Items from a figure collection
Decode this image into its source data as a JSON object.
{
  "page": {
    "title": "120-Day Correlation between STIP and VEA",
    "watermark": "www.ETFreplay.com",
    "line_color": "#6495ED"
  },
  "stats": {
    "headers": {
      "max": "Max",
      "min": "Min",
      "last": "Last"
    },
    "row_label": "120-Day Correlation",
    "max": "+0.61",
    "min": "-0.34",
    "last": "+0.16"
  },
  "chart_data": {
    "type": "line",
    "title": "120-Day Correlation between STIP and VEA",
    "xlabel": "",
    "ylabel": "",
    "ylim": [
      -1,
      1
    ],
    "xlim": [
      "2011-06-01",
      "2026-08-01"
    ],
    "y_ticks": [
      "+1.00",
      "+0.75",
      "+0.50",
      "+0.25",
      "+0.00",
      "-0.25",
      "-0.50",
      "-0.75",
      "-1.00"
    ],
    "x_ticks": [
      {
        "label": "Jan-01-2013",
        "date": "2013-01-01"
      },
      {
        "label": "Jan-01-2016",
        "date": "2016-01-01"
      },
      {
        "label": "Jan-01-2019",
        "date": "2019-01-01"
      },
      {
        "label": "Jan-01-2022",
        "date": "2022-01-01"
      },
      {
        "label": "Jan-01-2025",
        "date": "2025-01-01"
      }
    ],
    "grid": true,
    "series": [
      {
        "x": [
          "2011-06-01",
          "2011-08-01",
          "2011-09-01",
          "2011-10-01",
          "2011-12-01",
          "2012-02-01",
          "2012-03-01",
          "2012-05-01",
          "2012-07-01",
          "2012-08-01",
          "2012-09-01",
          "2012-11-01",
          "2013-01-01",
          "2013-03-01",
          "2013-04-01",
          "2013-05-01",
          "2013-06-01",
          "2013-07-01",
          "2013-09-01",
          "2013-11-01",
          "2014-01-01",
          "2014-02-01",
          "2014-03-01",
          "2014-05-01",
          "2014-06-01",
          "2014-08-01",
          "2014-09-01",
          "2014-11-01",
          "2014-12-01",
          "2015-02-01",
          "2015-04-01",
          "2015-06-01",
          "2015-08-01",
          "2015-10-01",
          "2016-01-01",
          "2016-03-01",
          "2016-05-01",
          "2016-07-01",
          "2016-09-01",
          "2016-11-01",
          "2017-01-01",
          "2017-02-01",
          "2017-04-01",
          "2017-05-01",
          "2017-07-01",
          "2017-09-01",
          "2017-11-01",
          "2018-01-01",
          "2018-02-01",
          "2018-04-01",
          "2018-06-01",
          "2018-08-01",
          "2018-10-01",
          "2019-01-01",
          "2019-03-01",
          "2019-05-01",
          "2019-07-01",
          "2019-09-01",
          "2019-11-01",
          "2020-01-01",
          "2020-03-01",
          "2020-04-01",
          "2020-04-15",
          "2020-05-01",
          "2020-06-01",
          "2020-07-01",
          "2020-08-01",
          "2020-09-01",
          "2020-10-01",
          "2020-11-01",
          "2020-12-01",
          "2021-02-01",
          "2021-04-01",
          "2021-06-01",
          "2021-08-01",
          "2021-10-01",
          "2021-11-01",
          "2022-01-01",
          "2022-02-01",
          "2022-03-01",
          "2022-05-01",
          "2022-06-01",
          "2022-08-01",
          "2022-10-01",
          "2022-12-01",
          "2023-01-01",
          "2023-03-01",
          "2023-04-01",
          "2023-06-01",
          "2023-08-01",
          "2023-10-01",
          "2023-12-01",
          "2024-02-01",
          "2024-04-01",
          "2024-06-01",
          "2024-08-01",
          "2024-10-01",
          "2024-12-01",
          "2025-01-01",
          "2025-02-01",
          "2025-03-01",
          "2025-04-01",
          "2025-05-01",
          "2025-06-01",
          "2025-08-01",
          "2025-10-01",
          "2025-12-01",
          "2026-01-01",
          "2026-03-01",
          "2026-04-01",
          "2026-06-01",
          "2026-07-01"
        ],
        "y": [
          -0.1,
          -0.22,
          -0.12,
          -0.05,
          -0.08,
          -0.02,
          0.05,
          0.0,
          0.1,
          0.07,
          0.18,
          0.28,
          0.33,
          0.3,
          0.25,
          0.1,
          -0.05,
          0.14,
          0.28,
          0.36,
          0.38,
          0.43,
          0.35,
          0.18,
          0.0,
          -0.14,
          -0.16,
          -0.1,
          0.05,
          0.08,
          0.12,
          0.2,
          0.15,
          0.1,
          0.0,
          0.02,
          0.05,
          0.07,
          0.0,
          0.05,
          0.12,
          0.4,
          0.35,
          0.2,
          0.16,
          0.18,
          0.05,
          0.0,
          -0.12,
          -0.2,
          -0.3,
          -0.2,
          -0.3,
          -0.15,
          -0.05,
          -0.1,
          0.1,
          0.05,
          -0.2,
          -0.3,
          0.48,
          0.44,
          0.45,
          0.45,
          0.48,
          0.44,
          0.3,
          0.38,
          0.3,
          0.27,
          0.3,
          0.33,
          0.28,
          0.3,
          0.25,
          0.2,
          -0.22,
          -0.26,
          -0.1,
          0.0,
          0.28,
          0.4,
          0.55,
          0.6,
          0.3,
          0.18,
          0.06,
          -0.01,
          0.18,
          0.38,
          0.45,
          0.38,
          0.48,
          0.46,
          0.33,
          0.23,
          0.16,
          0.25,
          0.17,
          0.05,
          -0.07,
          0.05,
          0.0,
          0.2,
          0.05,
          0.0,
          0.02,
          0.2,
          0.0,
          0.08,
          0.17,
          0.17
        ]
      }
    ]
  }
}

> [Objective]
Give the number of lines in the entries above that include the string "date". No other output is expected.

> [Solution]
5